Records from a data collection
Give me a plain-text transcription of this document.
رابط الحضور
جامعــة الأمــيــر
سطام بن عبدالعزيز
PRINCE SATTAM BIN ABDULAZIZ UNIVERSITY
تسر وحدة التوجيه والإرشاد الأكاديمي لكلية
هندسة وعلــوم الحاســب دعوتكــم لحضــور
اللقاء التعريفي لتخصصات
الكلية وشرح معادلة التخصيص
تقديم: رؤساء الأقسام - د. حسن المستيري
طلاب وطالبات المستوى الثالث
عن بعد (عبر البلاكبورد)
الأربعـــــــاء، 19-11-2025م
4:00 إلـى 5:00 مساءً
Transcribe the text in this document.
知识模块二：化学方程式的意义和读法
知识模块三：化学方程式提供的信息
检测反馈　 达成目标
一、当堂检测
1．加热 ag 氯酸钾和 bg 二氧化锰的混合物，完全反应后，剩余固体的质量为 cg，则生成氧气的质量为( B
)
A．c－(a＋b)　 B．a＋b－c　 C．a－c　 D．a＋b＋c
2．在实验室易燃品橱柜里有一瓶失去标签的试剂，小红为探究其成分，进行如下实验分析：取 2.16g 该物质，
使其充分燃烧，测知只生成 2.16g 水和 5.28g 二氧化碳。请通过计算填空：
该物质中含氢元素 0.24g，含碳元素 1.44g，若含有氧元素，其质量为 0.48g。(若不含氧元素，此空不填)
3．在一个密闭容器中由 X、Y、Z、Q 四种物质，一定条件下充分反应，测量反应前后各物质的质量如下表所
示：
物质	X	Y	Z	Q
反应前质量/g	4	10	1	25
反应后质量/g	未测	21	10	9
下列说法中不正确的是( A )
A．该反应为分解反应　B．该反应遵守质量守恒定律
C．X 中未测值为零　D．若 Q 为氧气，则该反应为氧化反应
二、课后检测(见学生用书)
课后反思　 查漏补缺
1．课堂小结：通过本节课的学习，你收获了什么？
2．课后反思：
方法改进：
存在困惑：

> [Problem]: Check every line for "document" and show the ones that have it.

> [Full solution]:
Give me a plain-text transcription of this document.
Transcribe the text in this document.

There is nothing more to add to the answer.